===== RECORDS SHOWN
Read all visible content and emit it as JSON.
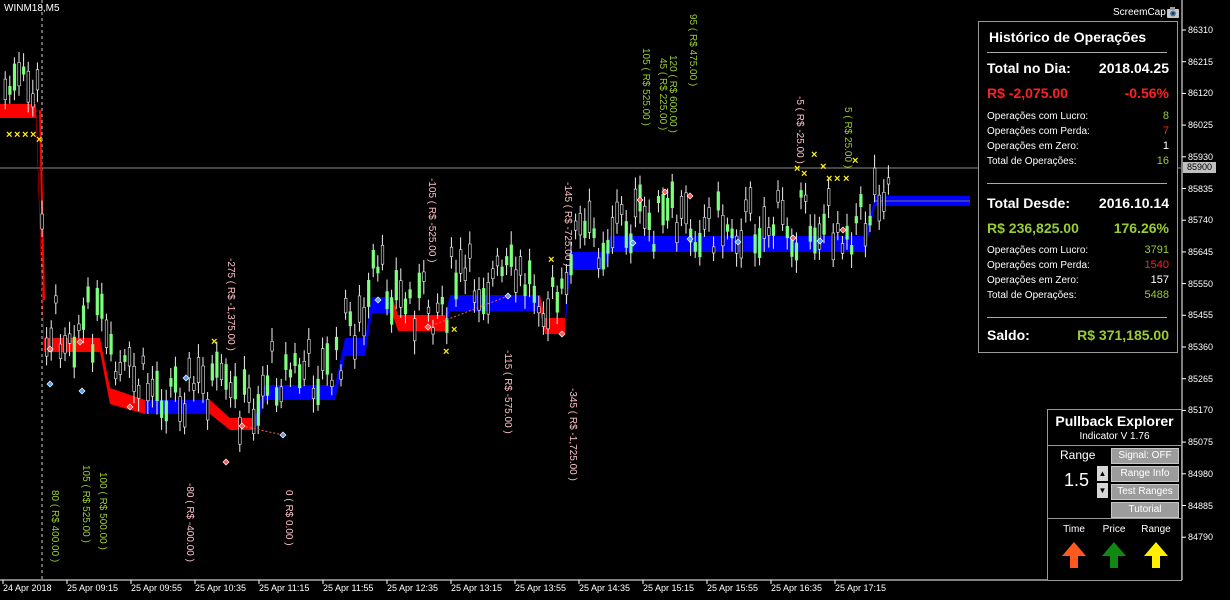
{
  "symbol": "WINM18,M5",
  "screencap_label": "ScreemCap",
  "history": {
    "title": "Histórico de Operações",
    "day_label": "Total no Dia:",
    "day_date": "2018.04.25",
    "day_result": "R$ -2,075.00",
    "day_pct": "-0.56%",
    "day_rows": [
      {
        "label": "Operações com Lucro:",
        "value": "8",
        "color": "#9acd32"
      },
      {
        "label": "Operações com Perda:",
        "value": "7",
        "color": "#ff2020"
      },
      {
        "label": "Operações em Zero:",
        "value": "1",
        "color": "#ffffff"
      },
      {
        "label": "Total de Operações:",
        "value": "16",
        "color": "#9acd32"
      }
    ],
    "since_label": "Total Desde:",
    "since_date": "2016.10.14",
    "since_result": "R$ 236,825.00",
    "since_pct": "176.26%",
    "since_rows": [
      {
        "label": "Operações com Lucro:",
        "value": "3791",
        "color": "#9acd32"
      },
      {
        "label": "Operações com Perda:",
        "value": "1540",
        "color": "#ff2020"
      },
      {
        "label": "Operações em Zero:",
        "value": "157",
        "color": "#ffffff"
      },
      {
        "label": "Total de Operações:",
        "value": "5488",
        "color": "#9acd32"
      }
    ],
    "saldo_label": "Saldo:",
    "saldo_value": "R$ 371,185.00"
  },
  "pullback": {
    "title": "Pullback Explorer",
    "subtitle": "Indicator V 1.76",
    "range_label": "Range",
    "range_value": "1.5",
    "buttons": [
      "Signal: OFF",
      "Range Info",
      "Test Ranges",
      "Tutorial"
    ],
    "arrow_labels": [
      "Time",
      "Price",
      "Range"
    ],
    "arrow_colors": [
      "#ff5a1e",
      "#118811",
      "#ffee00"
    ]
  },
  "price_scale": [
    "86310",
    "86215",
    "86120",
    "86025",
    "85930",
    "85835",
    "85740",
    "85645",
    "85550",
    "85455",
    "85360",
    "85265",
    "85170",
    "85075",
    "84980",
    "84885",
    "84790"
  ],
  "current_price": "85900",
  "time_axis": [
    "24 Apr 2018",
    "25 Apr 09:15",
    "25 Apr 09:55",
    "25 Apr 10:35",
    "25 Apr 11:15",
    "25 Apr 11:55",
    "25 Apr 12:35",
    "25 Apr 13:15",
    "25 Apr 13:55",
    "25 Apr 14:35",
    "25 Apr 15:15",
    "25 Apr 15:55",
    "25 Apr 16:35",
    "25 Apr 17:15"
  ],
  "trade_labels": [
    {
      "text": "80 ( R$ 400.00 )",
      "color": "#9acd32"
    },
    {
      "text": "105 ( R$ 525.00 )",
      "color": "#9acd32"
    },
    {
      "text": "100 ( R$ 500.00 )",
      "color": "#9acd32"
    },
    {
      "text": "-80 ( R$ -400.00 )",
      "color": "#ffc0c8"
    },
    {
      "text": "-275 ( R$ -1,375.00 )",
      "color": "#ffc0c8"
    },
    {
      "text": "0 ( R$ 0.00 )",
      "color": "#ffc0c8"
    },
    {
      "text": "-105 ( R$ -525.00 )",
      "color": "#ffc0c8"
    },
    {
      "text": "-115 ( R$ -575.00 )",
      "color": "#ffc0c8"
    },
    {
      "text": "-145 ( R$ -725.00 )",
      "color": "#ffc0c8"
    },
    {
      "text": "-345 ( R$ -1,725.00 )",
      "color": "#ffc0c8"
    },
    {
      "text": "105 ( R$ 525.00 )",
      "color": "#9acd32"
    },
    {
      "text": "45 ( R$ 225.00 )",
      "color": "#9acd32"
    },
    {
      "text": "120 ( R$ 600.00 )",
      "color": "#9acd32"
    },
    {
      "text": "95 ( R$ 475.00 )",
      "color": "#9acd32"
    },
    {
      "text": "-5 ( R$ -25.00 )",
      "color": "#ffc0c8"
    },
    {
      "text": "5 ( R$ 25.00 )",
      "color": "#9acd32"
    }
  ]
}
==========
### CHALLENGE
Each line of the data should be quoted exactly, with pictures left out.

### SOLUTION TO THIS EXERCISE
Read all visible content and emit it as JSON.
{
  "symbol": "WINM18,M5",
  "screencap_label": "ScreemCap",
  "history": {
    "title": "Histórico de Operações",
    "day_label": "Total no Dia:",
    "day_date": "2018.04.25",
    "day_result": "R$ -2,075.00",
    "day_pct": "-0.56%",
    "day_rows": [
      {
        "label": "Operações com Lucro:",
        "value": "8",
        "color": "#9acd32"
      },
      {
        "label": "Operações com Perda:",
        "value": "7",
        "color": "#ff2020"
      },
      {
        "label": "Operações em Zero:",
        "value": "1",
        "color": "#ffffff"
      },
      {
        "label": "Total de Operações:",
        "value": "16",
        "color": "#9acd32"
      }
    ],
    "since_label": "Total Desde:",
    "since_date": "2016.10.14",
    "since_result": "R$ 236,825.00",
    "since_pct": "176.26%",
    "since_rows": [
      {
        "label": "Operações com Lucro:",
        "value": "3791",
        "color": "#9acd32"
      },
      {
        "label": "Operações com Perda:",
        "value": "1540",
        "color": "#ff2020"
      },
      {
        "label": "Operações em Zero:",
        "value": "157",
        "color": "#ffffff"
      },
      {
        "label": "Total de Operações:",
        "value": "5488",
        "color": "#9acd32"
      }
    ],
    "saldo_label": "Saldo:",
    "saldo_value": "R$ 371,185.00"
  },
  "pullback": {
    "title": "Pullback Explorer",
    "subtitle": "Indicator V 1.76",
    "range_label": "Range",
    "range_value": "1.5",
    "buttons": [
      "Signal: OFF",
      "Range Info",
      "Test Ranges",
      "Tutorial"
    ],
    "arrow_labels": [
      "Time",
      "Price",
      "Range"
    ],
    "arrow_colors": [
      "#ff5a1e",
      "#118811",
      "#ffee00"
    ]
  },
  "price_scale": [
    "86310",
    "86215",
    "86120",
    "86025",
    "85930",
    "85835",
    "85740",
    "85645",
    "85550",
    "85455",
    "85360",
    "85265",
    "85170",
    "85075",
    "84980",
    "84885",
    "84790"
  ],
  "current_price": "85900",
  "time_axis": [
    "24 Apr 2018",
    "25 Apr 09:15",
    "25 Apr 09:55",
    "25 Apr 10:35",
    "25 Apr 11:15",
    "25 Apr 11:55",
    "25 Apr 12:35",
    "25 Apr 13:15",
    "25 Apr 13:55",
    "25 Apr 14:35",
    "25 Apr 15:15",
    "25 Apr 15:55",
    "25 Apr 16:35",
    "25 Apr 17:15"
  ],
  "trade_labels": [
    {
      "text": "80 ( R$ 400.00 )",
      "color": "#9acd32"
    },
    {
      "text": "105 ( R$ 525.00 )",
      "color": "#9acd32"
    },
    {
      "text": "100 ( R$ 500.00 )",
      "color": "#9acd32"
    },
    {
      "text": "-80 ( R$ -400.00 )",
      "color": "#ffc0c8"
    },
    {
      "text": "-275 ( R$ -1,375.00 )",
      "color": "#ffc0c8"
    },
    {
      "text": "0 ( R$ 0.00 )",
      "color": "#ffc0c8"
    },
    {
      "text": "-105 ( R$ -525.00 )",
      "color": "#ffc0c8"
    },
    {
      "text": "-115 ( R$ -575.00 )",
      "color": "#ffc0c8"
    },
    {
      "text": "-145 ( R$ -725.00 )",
      "color": "#ffc0c8"
    },
    {
      "text": "-345 ( R$ -1,725.00 )",
      "color": "#ffc0c8"
    },
    {
      "text": "105 ( R$ 525.00 )",
      "color": "#9acd32"
    },
    {
      "text": "45 ( R$ 225.00 )",
      "color": "#9acd32"
    },
    {
      "text": "120 ( R$ 600.00 )",
      "color": "#9acd32"
    },
    {
      "text": "95 ( R$ 475.00 )",
      "color": "#9acd32"
    },
    {
      "text": "-5 ( R$ -25.00 )",
      "color": "#ffc0c8"
    },
    {
      "text": "5 ( R$ 25.00 )",
      "color": "#9acd32"
    }
  ]
}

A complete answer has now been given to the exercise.